Information provided
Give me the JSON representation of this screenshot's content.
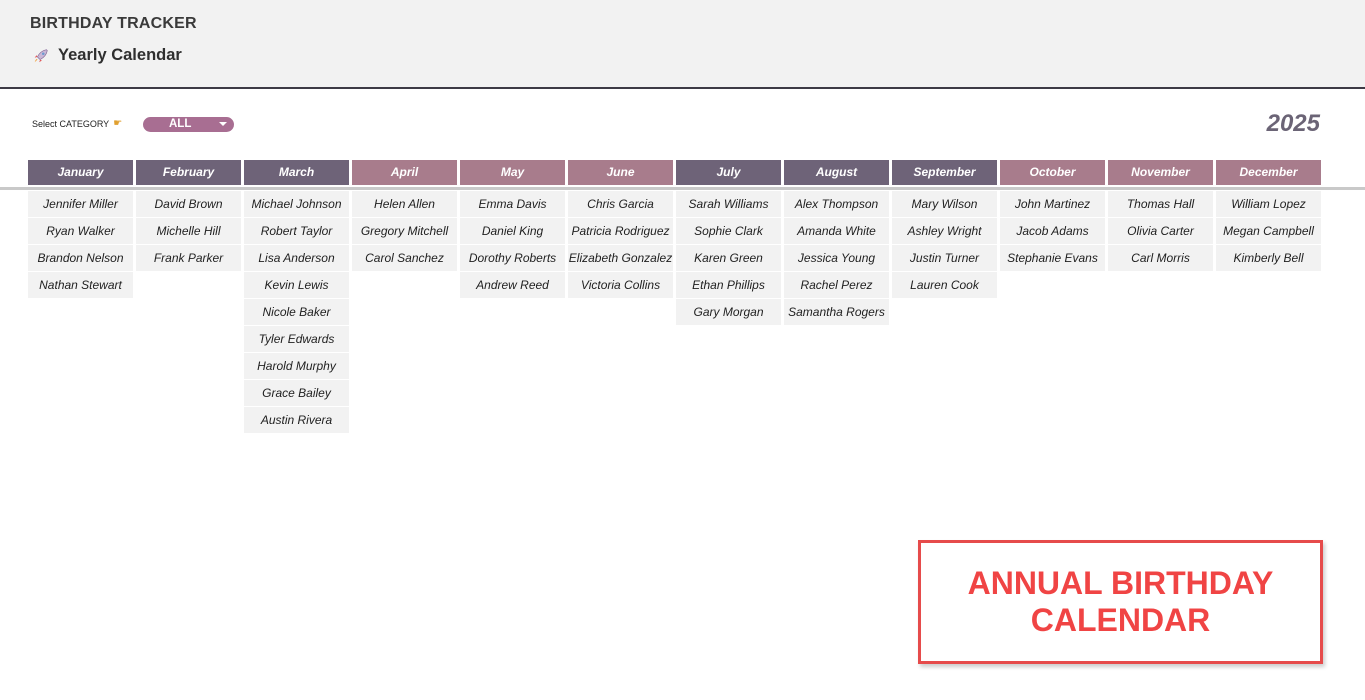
{
  "header": {
    "app_title": "BIRTHDAY TRACKER",
    "page_icon": "rocket-icon",
    "page_title": "Yearly Calendar"
  },
  "category": {
    "label": "Select CATEGORY",
    "pointer_icon": "pointing-hand-icon",
    "selected": "ALL"
  },
  "year": "2025",
  "months": [
    {
      "name": "January",
      "style": "dark",
      "people": [
        "Jennifer Miller",
        "Ryan Walker",
        "Brandon Nelson",
        "Nathan Stewart"
      ]
    },
    {
      "name": "February",
      "style": "dark",
      "people": [
        "David Brown",
        "Michelle Hill",
        "Frank Parker"
      ]
    },
    {
      "name": "March",
      "style": "dark",
      "people": [
        "Michael Johnson",
        "Robert Taylor",
        "Lisa Anderson",
        "Kevin Lewis",
        "Nicole Baker",
        "Tyler Edwards",
        "Harold Murphy",
        "Grace Bailey",
        "Austin Rivera"
      ]
    },
    {
      "name": "April",
      "style": "rose",
      "people": [
        "Helen Allen",
        "Gregory Mitchell",
        "Carol Sanchez"
      ]
    },
    {
      "name": "May",
      "style": "rose",
      "people": [
        "Emma Davis",
        "Daniel King",
        "Dorothy Roberts",
        "Andrew Reed"
      ]
    },
    {
      "name": "June",
      "style": "rose",
      "people": [
        "Chris Garcia",
        "Patricia Rodriguez",
        "Elizabeth Gonzalez",
        "Victoria Collins"
      ]
    },
    {
      "name": "July",
      "style": "dark",
      "people": [
        "Sarah Williams",
        "Sophie Clark",
        "Karen Green",
        "Ethan Phillips",
        "Gary Morgan"
      ]
    },
    {
      "name": "August",
      "style": "dark",
      "people": [
        "Alex Thompson",
        "Amanda White",
        "Jessica Young",
        "Rachel Perez",
        "Samantha Rogers"
      ]
    },
    {
      "name": "September",
      "style": "dark",
      "people": [
        "Mary Wilson",
        "Ashley Wright",
        "Justin Turner",
        "Lauren Cook"
      ]
    },
    {
      "name": "October",
      "style": "rose",
      "people": [
        "John Martinez",
        "Jacob Adams",
        "Stephanie Evans"
      ]
    },
    {
      "name": "November",
      "style": "rose",
      "people": [
        "Thomas Hall",
        "Olivia Carter",
        "Carl Morris"
      ]
    },
    {
      "name": "December",
      "style": "rose",
      "people": [
        "William Lopez",
        "Megan Campbell",
        "Kimberly Bell"
      ]
    }
  ],
  "annotation": {
    "text": "ANNUAL BIRTHDAY CALENDAR"
  },
  "colors": {
    "header_dark": "#6e6378",
    "header_rose": "#a87c8c",
    "dropdown": "#a86e92",
    "annotation_border": "#e64b4b",
    "annotation_text": "#f04444",
    "year": "#6b6476"
  }
}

To do
Set down every entry word for word, but omit the pictures.

Correct result
Give me the JSON representation of this screenshot's content.
{
  "header": {
    "app_title": "BIRTHDAY TRACKER",
    "page_icon": "rocket-icon",
    "page_title": "Yearly Calendar"
  },
  "category": {
    "label": "Select CATEGORY",
    "pointer_icon": "pointing-hand-icon",
    "selected": "ALL"
  },
  "year": "2025",
  "months": [
    {
      "name": "January",
      "style": "dark",
      "people": [
        "Jennifer Miller",
        "Ryan Walker",
        "Brandon Nelson",
        "Nathan Stewart"
      ]
    },
    {
      "name": "February",
      "style": "dark",
      "people": [
        "David Brown",
        "Michelle Hill",
        "Frank Parker"
      ]
    },
    {
      "name": "March",
      "style": "dark",
      "people": [
        "Michael Johnson",
        "Robert Taylor",
        "Lisa Anderson",
        "Kevin Lewis",
        "Nicole Baker",
        "Tyler Edwards",
        "Harold Murphy",
        "Grace Bailey",
        "Austin Rivera"
      ]
    },
    {
      "name": "April",
      "style": "rose",
      "people": [
        "Helen Allen",
        "Gregory Mitchell",
        "Carol Sanchez"
      ]
    },
    {
      "name": "May",
      "style": "rose",
      "people": [
        "Emma Davis",
        "Daniel King",
        "Dorothy Roberts",
        "Andrew Reed"
      ]
    },
    {
      "name": "June",
      "style": "rose",
      "people": [
        "Chris Garcia",
        "Patricia Rodriguez",
        "Elizabeth Gonzalez",
        "Victoria Collins"
      ]
    },
    {
      "name": "July",
      "style": "dark",
      "people": [
        "Sarah Williams",
        "Sophie Clark",
        "Karen Green",
        "Ethan Phillips",
        "Gary Morgan"
      ]
    },
    {
      "name": "August",
      "style": "dark",
      "people": [
        "Alex Thompson",
        "Amanda White",
        "Jessica Young",
        "Rachel Perez",
        "Samantha Rogers"
      ]
    },
    {
      "name": "September",
      "style": "dark",
      "people": [
        "Mary Wilson",
        "Ashley Wright",
        "Justin Turner",
        "Lauren Cook"
      ]
    },
    {
      "name": "October",
      "style": "rose",
      "people": [
        "John Martinez",
        "Jacob Adams",
        "Stephanie Evans"
      ]
    },
    {
      "name": "November",
      "style": "rose",
      "people": [
        "Thomas Hall",
        "Olivia Carter",
        "Carl Morris"
      ]
    },
    {
      "name": "December",
      "style": "rose",
      "people": [
        "William Lopez",
        "Megan Campbell",
        "Kimberly Bell"
      ]
    }
  ],
  "annotation": {
    "text": "ANNUAL BIRTHDAY CALENDAR"
  },
  "colors": {
    "header_dark": "#6e6378",
    "header_rose": "#a87c8c",
    "dropdown": "#a86e92",
    "annotation_border": "#e64b4b",
    "annotation_text": "#f04444",
    "year": "#6b6476"
  }
}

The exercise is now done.